=== WHAT YOU SHOULD DO ===
Pull every line of the entries that has the word "Start".

=== SOURCE RECORDS ===

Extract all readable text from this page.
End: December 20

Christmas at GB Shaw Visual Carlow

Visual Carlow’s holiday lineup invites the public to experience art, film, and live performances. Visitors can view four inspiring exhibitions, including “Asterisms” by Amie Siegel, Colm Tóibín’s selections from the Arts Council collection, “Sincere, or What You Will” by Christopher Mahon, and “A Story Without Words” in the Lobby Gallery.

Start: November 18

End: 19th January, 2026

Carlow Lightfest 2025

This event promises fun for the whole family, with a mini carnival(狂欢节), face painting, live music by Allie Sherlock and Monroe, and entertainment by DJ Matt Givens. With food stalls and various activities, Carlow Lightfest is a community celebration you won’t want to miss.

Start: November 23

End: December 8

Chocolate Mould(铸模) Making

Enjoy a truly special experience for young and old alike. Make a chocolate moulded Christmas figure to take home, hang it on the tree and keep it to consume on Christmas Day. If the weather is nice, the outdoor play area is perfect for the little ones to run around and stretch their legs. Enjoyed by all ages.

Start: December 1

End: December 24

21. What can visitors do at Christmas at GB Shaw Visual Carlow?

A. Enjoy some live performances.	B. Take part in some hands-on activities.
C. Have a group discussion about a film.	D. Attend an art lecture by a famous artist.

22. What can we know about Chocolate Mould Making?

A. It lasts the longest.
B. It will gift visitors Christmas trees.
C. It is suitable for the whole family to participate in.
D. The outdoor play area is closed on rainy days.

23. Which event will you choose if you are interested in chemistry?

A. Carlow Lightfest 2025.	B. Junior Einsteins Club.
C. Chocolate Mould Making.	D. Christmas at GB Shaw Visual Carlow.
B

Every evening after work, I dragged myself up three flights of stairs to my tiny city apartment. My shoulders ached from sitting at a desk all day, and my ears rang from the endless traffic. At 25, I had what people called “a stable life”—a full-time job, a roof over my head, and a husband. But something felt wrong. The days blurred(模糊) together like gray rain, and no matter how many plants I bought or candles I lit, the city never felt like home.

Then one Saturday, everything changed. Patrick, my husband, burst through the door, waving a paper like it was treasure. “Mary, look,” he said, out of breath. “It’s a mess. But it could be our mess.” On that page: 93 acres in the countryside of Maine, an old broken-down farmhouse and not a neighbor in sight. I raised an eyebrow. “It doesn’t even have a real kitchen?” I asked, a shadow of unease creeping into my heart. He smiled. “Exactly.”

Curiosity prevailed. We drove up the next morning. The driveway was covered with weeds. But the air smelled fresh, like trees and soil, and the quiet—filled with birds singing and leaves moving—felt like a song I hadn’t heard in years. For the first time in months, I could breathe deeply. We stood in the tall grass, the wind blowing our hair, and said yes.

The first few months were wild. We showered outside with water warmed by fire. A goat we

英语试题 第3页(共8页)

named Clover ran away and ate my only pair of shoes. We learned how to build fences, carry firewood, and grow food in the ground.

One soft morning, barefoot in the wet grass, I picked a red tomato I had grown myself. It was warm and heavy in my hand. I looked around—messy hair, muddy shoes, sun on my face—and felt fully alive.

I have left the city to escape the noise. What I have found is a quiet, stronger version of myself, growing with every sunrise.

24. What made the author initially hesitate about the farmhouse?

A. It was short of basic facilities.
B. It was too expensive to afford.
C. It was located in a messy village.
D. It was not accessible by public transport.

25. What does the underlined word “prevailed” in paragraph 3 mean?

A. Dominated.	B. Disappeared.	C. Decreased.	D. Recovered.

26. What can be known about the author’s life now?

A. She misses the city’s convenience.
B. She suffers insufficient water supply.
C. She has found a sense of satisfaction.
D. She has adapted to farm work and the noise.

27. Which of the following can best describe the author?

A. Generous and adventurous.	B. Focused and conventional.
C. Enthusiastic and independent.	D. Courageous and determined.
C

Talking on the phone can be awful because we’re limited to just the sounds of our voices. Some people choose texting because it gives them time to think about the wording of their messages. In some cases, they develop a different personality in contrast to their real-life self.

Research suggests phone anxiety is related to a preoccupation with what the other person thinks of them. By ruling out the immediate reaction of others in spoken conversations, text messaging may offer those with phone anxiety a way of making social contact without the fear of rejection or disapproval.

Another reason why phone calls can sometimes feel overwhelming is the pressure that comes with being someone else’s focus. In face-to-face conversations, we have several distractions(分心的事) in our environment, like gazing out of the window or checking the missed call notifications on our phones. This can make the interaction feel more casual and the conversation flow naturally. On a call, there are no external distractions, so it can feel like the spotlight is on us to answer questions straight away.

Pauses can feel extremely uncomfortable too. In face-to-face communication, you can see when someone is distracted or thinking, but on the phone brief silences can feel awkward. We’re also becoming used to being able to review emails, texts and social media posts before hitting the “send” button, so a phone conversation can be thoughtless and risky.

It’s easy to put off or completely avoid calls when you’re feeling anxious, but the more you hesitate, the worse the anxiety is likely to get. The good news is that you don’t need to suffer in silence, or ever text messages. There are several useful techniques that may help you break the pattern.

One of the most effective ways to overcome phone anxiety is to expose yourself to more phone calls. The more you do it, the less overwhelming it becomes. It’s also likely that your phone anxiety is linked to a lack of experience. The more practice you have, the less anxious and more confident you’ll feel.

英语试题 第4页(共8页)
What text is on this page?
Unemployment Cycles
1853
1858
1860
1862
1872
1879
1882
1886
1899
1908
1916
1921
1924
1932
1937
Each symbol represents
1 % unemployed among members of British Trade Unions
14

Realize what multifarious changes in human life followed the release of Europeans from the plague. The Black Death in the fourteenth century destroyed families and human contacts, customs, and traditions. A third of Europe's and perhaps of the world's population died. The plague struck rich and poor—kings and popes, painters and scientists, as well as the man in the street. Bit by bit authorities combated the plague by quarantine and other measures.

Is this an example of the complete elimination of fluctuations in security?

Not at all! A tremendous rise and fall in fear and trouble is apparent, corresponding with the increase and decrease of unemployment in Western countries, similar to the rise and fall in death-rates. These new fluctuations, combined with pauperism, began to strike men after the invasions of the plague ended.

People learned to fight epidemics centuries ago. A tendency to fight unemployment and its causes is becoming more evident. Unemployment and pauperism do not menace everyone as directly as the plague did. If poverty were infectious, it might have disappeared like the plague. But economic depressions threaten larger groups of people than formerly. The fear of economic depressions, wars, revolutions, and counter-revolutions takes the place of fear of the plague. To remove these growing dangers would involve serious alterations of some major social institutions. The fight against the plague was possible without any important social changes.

=== EXERCISE ANSWER ===
Start: November 18
Start: November 23
Start: December 1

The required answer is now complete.